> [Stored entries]
——

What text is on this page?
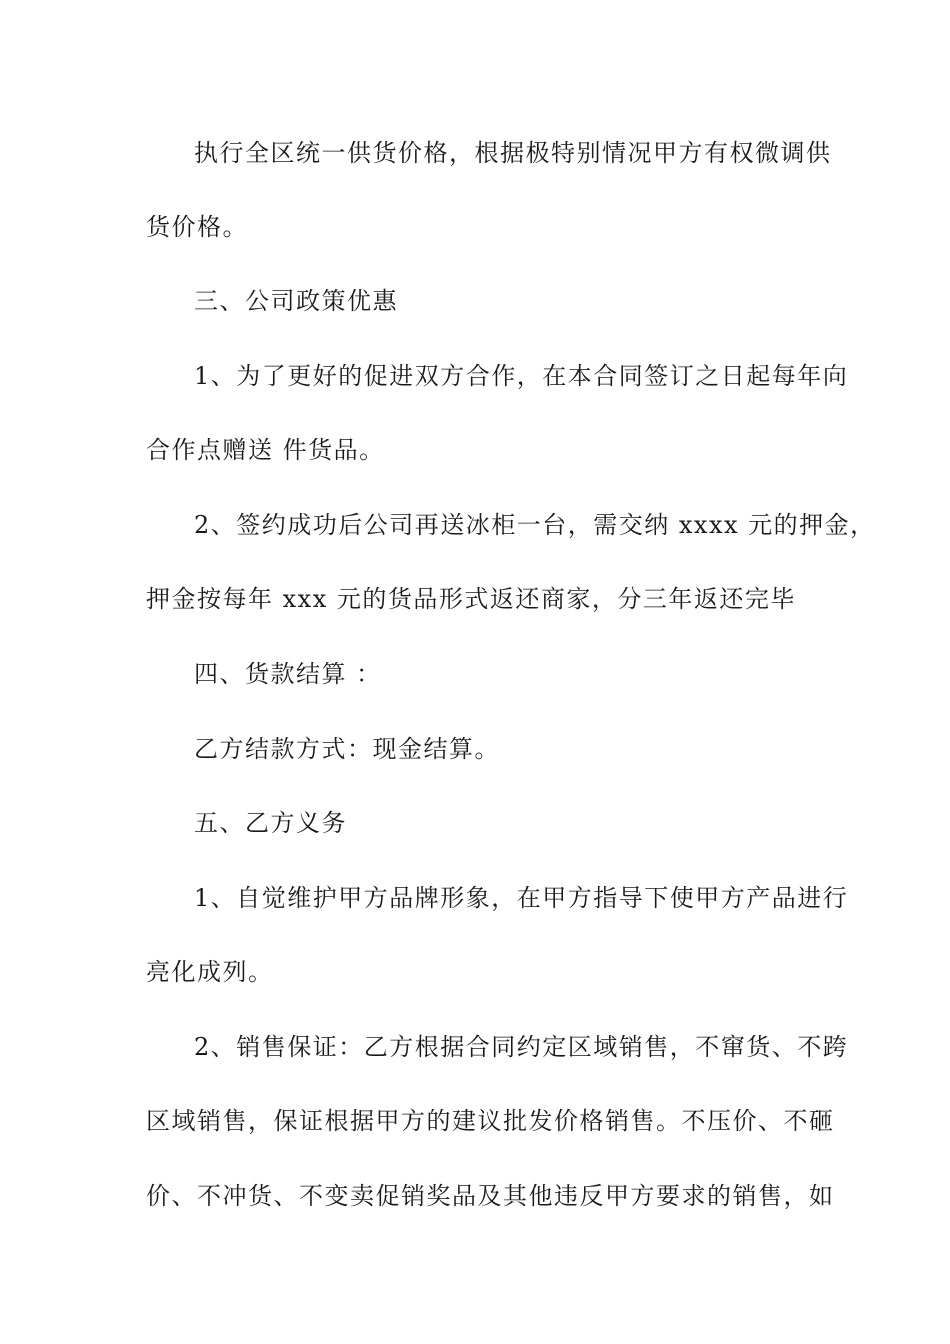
执行全区统一供货价格，根据极特别情况甲方有权微调供
货价格。
三、公司政策优惠
1、为了更好的促进双方合作，在本合同签订之日起每年向
合作点赠送 件货品。
2、签约成功后公司再送冰柜一台，需交纳 xxxx 元的押金，
押金按每年 xxx 元的货品形式返还商家，分三年返还完毕
四、货款结算 ：
乙方结款方式：现金结算。
五、乙方义务
1、自觉维护甲方品牌形象，在甲方指导下使甲方产品进行
亮化成列。
2、销售保证：乙方根据合同约定区域销售，不窜货、不跨
区域销售，保证根据甲方的建议批发价格销售。不压价、不砸
价、不冲货、不变卖促销奖品及其他违反甲方要求的销售，如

——

> [TASK INSTRUCTIONS]
Return all of the entries exactly as written, but drop any pictures they hold.

> [FULL OUTPUT]
What text is on this page?
执行全区统一供货价格，根据极特别情况甲方有权微调供
货价格。
三、公司政策优惠
1、为了更好的促进双方合作，在本合同签订之日起每年向
合作点赠送 件货品。
2、签约成功后公司再送冰柜一台，需交纳 xxxx 元的押金，
押金按每年 xxx 元的货品形式返还商家，分三年返还完毕
四、货款结算 ：
乙方结款方式：现金结算。
五、乙方义务
1、自觉维护甲方品牌形象，在甲方指导下使甲方产品进行
亮化成列。
2、销售保证：乙方根据合同约定区域销售，不窜货、不跨
区域销售，保证根据甲方的建议批发价格销售。不压价、不砸
价、不冲货、不变卖促销奖品及其他违反甲方要求的销售，如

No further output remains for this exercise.